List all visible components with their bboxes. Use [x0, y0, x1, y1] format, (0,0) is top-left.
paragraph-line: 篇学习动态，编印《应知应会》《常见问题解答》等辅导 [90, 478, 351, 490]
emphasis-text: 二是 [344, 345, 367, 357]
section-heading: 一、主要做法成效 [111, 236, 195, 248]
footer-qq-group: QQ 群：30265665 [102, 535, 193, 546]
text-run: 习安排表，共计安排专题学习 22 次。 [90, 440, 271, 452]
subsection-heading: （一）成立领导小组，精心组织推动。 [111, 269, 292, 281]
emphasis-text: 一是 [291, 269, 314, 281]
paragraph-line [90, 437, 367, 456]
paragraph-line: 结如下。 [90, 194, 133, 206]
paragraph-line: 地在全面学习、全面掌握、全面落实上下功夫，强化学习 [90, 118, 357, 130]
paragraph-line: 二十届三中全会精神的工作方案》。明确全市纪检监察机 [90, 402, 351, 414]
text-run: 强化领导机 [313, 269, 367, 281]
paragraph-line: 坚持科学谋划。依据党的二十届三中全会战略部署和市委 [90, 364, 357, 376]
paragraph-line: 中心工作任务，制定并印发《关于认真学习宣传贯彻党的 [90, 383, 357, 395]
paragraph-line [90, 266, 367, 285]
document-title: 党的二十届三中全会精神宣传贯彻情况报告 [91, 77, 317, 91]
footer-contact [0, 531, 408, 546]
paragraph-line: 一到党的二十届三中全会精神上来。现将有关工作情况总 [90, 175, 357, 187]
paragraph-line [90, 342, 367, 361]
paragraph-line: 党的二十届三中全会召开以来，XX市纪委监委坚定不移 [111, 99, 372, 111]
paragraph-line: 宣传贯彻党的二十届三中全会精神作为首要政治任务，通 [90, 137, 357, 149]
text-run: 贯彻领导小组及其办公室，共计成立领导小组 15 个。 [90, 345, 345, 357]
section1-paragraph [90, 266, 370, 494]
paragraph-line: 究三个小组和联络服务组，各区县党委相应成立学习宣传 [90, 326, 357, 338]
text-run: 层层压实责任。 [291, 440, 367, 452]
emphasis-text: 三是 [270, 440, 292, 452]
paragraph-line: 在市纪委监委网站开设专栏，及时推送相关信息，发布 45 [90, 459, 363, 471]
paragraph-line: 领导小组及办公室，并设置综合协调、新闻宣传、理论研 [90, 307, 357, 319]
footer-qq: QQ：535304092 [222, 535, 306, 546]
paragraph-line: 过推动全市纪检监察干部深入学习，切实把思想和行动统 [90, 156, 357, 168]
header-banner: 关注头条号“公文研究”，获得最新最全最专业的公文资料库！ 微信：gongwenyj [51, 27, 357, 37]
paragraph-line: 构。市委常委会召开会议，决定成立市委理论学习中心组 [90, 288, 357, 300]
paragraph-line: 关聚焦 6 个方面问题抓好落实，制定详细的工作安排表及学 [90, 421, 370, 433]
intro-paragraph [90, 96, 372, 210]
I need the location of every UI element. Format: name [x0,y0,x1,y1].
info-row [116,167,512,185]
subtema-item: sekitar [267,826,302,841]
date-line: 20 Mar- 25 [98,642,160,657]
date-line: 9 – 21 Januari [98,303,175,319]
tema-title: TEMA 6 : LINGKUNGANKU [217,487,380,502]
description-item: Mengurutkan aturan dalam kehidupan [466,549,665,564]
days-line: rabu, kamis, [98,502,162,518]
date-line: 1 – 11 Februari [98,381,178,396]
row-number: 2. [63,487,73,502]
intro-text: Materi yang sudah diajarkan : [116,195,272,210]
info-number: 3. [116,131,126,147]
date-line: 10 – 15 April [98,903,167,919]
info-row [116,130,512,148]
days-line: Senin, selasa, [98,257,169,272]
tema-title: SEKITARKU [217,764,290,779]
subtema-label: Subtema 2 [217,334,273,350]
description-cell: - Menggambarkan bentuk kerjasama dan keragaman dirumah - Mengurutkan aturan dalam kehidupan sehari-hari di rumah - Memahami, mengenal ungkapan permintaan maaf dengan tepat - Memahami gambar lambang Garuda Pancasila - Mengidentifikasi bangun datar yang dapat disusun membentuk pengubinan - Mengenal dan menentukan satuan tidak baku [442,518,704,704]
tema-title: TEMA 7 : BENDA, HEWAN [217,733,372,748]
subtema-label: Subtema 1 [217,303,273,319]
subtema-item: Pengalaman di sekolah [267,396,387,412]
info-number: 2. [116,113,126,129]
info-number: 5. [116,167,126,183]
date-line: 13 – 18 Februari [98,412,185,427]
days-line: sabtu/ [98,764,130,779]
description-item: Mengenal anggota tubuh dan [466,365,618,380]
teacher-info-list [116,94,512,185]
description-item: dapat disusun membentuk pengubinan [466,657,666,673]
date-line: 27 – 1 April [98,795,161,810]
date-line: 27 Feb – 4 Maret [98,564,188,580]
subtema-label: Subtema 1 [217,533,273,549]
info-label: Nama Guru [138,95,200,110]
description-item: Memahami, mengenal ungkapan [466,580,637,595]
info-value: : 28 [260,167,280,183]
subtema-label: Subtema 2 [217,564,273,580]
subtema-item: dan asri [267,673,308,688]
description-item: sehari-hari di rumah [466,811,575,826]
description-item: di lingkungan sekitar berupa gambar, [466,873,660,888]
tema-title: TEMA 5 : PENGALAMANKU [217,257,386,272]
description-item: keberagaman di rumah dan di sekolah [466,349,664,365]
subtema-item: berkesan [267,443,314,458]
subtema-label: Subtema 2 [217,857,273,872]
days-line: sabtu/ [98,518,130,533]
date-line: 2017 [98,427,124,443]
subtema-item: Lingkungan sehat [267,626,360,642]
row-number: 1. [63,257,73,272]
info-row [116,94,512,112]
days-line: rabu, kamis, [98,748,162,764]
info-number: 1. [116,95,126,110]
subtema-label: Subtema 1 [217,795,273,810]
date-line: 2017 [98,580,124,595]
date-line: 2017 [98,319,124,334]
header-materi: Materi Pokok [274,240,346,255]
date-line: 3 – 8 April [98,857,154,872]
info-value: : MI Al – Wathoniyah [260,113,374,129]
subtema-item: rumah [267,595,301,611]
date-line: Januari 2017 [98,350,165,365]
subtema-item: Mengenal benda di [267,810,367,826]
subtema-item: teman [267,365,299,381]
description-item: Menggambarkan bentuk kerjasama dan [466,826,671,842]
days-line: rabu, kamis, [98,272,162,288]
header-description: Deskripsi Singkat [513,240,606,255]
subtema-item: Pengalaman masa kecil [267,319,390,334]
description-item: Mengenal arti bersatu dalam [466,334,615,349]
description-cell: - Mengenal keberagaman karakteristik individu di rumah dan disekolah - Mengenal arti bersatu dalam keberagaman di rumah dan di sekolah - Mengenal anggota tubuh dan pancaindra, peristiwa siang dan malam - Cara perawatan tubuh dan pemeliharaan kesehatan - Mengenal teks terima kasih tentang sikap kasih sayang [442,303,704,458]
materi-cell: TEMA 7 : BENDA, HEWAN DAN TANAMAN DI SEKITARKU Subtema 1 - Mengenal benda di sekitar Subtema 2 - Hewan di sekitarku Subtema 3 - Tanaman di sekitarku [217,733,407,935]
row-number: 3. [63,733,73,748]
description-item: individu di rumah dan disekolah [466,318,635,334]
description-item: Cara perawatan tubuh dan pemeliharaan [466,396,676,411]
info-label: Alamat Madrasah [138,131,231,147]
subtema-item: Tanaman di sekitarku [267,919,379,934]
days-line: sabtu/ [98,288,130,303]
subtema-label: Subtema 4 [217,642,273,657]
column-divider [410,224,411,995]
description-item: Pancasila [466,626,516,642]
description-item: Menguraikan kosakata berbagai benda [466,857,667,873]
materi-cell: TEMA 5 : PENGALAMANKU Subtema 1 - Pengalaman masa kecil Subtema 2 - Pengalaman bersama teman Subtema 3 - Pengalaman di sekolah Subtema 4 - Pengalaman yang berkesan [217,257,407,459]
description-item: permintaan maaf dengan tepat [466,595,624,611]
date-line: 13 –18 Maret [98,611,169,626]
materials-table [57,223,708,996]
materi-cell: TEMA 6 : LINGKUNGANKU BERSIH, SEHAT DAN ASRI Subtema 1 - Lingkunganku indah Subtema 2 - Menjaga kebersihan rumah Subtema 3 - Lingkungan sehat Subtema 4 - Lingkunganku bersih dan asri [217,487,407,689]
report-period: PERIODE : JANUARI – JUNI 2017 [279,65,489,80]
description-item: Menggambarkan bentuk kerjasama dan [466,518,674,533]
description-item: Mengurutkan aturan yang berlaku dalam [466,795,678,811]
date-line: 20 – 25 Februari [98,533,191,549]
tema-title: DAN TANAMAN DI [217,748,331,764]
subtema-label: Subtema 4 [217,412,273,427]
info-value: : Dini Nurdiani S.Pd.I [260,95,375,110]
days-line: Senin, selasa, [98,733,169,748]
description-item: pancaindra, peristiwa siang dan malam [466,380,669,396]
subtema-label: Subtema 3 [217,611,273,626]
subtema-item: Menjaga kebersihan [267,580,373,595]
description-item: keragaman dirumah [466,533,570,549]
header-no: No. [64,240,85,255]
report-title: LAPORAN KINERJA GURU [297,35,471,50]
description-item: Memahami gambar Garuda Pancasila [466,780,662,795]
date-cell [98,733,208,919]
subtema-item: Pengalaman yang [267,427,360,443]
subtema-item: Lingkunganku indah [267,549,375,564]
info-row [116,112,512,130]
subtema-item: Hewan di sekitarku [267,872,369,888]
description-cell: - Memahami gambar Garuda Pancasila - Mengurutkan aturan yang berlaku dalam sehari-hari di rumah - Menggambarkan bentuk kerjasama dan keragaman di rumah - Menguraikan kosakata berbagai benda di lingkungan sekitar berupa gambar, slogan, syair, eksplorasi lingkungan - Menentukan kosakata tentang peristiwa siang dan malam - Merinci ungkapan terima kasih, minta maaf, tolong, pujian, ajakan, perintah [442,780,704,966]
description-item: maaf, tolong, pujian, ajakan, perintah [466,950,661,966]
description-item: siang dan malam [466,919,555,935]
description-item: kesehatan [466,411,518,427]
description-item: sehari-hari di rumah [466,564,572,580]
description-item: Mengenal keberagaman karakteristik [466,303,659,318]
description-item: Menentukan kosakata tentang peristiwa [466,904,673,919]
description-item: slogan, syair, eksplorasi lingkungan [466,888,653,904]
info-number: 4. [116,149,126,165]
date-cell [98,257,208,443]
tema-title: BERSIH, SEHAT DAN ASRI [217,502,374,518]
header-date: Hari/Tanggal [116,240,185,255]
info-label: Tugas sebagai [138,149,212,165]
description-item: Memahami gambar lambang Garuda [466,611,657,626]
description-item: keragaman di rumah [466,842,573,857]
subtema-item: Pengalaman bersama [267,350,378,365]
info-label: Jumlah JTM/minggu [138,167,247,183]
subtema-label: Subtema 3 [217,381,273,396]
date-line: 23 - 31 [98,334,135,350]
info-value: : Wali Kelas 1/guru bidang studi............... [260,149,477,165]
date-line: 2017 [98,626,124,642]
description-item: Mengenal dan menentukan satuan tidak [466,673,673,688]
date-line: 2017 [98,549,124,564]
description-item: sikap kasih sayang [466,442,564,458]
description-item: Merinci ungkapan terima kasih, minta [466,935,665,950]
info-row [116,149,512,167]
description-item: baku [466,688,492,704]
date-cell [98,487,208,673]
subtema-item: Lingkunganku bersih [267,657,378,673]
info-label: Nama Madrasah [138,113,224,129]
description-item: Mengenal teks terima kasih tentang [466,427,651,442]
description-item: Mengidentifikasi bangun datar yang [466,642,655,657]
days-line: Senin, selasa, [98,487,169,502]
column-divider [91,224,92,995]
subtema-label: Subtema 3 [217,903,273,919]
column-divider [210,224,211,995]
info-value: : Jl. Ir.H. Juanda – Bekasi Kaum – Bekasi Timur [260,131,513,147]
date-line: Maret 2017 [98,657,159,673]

TASK DESCRIPTION: Set down everything from the start of the records down to and including the line that contains "paragraph-line [90, 437, 367, 456]", copying each line without any change.

TASK ANSWER:
List all visible components with their bboxes. Use [x0, y0, x1, y1] format, (0,0) is top-left.
paragraph-line: 篇学习动态，编印《应知应会》《常见问题解答》等辅导 [90, 478, 351, 490]
emphasis-text: 二是 [344, 345, 367, 357]
section-heading: 一、主要做法成效 [111, 236, 195, 248]
footer-qq-group: QQ 群：30265665 [102, 535, 193, 546]
text-run: 习安排表，共计安排专题学习 22 次。 [90, 440, 271, 452]
subsection-heading: （一）成立领导小组，精心组织推动。 [111, 269, 292, 281]
emphasis-text: 一是 [291, 269, 314, 281]
paragraph-line [90, 437, 367, 456]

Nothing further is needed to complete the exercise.